- **Work to be completed**
The listing below should be copied in full, word for word.

----

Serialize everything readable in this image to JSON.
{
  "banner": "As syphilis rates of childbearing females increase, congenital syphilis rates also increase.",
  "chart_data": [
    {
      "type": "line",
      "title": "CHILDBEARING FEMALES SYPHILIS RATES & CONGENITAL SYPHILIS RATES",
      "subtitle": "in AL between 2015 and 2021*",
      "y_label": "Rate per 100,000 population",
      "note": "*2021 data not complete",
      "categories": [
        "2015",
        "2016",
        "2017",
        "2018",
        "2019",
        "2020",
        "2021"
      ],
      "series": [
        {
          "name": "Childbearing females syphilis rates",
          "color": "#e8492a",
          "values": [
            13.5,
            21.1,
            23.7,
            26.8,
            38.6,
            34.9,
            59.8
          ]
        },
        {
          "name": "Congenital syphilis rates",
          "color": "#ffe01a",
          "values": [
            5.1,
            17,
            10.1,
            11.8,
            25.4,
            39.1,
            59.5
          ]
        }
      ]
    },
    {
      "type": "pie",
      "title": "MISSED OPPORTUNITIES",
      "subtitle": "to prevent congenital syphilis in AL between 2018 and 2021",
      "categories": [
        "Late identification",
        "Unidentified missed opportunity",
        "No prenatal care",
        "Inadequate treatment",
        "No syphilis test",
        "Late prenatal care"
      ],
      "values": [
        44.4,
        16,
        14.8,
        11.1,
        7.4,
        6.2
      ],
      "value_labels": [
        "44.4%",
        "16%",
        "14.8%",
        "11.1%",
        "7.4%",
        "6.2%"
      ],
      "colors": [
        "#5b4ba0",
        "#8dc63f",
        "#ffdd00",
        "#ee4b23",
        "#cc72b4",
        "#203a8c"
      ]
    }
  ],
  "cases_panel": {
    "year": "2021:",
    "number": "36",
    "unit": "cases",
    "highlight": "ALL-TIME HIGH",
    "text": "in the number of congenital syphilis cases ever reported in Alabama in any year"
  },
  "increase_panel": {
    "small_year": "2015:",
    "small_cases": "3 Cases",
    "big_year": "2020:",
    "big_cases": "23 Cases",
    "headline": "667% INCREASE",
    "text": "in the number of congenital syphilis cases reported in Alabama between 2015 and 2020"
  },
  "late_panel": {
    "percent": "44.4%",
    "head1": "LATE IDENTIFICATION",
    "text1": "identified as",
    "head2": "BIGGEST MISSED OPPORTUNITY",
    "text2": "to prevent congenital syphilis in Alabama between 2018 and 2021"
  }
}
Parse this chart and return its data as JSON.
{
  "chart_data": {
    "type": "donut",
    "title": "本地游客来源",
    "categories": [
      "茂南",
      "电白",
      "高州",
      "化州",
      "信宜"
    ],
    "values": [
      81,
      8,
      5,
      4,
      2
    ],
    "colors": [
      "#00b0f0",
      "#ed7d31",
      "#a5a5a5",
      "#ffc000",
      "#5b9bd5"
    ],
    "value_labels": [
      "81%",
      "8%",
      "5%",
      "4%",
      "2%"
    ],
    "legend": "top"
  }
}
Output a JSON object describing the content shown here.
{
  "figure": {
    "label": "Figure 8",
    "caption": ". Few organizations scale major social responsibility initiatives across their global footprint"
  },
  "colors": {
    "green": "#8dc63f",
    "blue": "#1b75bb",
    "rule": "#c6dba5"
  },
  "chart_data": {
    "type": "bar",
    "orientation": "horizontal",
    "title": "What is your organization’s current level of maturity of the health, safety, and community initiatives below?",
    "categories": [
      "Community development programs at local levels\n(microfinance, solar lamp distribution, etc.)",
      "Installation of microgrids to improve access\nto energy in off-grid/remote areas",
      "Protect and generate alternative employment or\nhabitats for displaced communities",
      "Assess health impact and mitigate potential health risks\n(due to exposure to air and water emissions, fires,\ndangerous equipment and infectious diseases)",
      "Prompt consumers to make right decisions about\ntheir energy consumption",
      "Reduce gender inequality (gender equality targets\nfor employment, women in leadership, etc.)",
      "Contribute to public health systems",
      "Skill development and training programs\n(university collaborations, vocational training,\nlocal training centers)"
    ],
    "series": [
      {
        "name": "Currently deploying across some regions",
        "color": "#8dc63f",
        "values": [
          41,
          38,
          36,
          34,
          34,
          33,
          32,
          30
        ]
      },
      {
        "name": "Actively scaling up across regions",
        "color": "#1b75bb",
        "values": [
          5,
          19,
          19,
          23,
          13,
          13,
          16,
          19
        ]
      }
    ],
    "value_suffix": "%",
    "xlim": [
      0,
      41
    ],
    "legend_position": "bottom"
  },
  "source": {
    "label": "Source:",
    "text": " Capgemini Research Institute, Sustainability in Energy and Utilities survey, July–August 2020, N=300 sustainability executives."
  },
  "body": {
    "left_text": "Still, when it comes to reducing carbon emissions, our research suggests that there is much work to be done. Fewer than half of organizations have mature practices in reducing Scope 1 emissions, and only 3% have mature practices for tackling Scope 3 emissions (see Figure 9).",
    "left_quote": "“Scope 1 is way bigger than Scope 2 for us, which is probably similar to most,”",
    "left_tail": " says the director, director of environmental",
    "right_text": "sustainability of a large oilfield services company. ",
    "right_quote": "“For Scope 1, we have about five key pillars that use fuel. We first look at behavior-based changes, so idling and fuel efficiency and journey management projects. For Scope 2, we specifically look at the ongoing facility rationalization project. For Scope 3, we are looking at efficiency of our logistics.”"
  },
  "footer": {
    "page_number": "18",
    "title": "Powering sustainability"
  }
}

----

- **The reply**
Serialize everything readable in this image to JSON.
{
  "banner": "As syphilis rates of childbearing females increase, congenital syphilis rates also increase.",
  "chart_data": [
    {
      "type": "line",
      "title": "CHILDBEARING FEMALES SYPHILIS RATES & CONGENITAL SYPHILIS RATES",
      "subtitle": "in AL between 2015 and 2021*",
      "y_label": "Rate per 100,000 population",
      "note": "*2021 data not complete",
      "categories": [
        "2015",
        "2016",
        "2017",
        "2018",
        "2019",
        "2020",
        "2021"
      ],
      "series": [
        {
          "name": "Childbearing females syphilis rates",
          "color": "#e8492a",
          "values": [
            13.5,
            21.1,
            23.7,
            26.8,
            38.6,
            34.9,
            59.8
          ]
        },
        {
          "name": "Congenital syphilis rates",
          "color": "#ffe01a",
          "values": [
            5.1,
            17,
            10.1,
            11.8,
            25.4,
            39.1,
            59.5
          ]
        }
      ]
    },
    {
      "type": "pie",
      "title": "MISSED OPPORTUNITIES",
      "subtitle": "to prevent congenital syphilis in AL between 2018 and 2021",
      "categories": [
        "Late identification",
        "Unidentified missed opportunity",
        "No prenatal care",
        "Inadequate treatment",
        "No syphilis test",
        "Late prenatal care"
      ],
      "values": [
        44.4,
        16,
        14.8,
        11.1,
        7.4,
        6.2
      ],
      "value_labels": [
        "44.4%",
        "16%",
        "14.8%",
        "11.1%",
        "7.4%",
        "6.2%"
      ],
      "colors": [
        "#5b4ba0",
        "#8dc63f",
        "#ffdd00",
        "#ee4b23",
        "#cc72b4",
        "#203a8c"
      ]
    }
  ],
  "cases_panel": {
    "year": "2021:",
    "number": "36",
    "unit": "cases",
    "highlight": "ALL-TIME HIGH",
    "text": "in the number of congenital syphilis cases ever reported in Alabama in any year"
  },
  "increase_panel": {
    "small_year": "2015:",
    "small_cases": "3 Cases",
    "big_year": "2020:",
    "big_cases": "23 Cases",
    "headline": "667% INCREASE",
    "text": "in the number of congenital syphilis cases reported in Alabama between 2015 and 2020"
  },
  "late_panel": {
    "percent": "44.4%",
    "head1": "LATE IDENTIFICATION",
    "text1": "identified as",
    "head2": "BIGGEST MISSED OPPORTUNITY",
    "text2": "to prevent congenital syphilis in Alabama between 2018 and 2021"
  }
}
Parse this chart and return its data as JSON.
{
  "chart_data": {
    "type": "donut",
    "title": "本地游客来源",
    "categories": [
      "茂南",
      "电白",
      "高州",
      "化州",
      "信宜"
    ],
    "values": [
      81,
      8,
      5,
      4,
      2
    ],
    "colors": [
      "#00b0f0",
      "#ed7d31",
      "#a5a5a5",
      "#ffc000",
      "#5b9bd5"
    ],
    "value_labels": [
      "81%",
      "8%",
      "5%",
      "4%",
      "2%"
    ],
    "legend": "top"
  }
}
Output a JSON object describing the content shown here.
{
  "figure": {
    "label": "Figure 8",
    "caption": ". Few organizations scale major social responsibility initiatives across their global footprint"
  },
  "colors": {
    "green": "#8dc63f",
    "blue": "#1b75bb",
    "rule": "#c6dba5"
  },
  "chart_data": {
    "type": "bar",
    "orientation": "horizontal",
    "title": "What is your organization’s current level of maturity of the health, safety, and community initiatives below?",
    "categories": [
      "Community development programs at local levels\n(microfinance, solar lamp distribution, etc.)",
      "Installation of microgrids to improve access\nto energy in off-grid/remote areas",
      "Protect and generate alternative employment or\nhabitats for displaced communities",
      "Assess health impact and mitigate potential health risks\n(due to exposure to air and water emissions, fires,\ndangerous equipment and infectious diseases)",
      "Prompt consumers to make right decisions about\ntheir energy consumption",
      "Reduce gender inequality (gender equality targets\nfor employment, women in leadership, etc.)",
      "Contribute to public health systems",
      "Skill development and training programs\n(university collaborations, vocational training,\nlocal training centers)"
    ],
    "series": [
      {
        "name": "Currently deploying across some regions",
        "color": "#8dc63f",
        "values": [
          41,
          38,
          36,
          34,
          34,
          33,
          32,
          30
        ]
      },
      {
        "name": "Actively scaling up across regions",
        "color": "#1b75bb",
        "values": [
          5,
          19,
          19,
          23,
          13,
          13,
          16,
          19
        ]
      }
    ],
    "value_suffix": "%",
    "xlim": [
      0,
      41
    ],
    "legend_position": "bottom"
  },
  "source": {
    "label": "Source:",
    "text": " Capgemini Research Institute, Sustainability in Energy and Utilities survey, July–August 2020, N=300 sustainability executives."
  },
  "body": {
    "left_text": "Still, when it comes to reducing carbon emissions, our research suggests that there is much work to be done. Fewer than half of organizations have mature practices in reducing Scope 1 emissions, and only 3% have mature practices for tackling Scope 3 emissions (see Figure 9).",
    "left_quote": "“Scope 1 is way bigger than Scope 2 for us, which is probably similar to most,”",
    "left_tail": " says the director, director of environmental",
    "right_text": "sustainability of a large oilfield services company. ",
    "right_quote": "“For Scope 1, we have about five key pillars that use fuel. We first look at behavior-based changes, so idling and fuel efficiency and journey management projects. For Scope 2, we specifically look at the ongoing facility rationalization project. For Scope 3, we are looking at efficiency of our logistics.”"
  },
  "footer": {
    "page_number": "18",
    "title": "Powering sustainability"
  }
}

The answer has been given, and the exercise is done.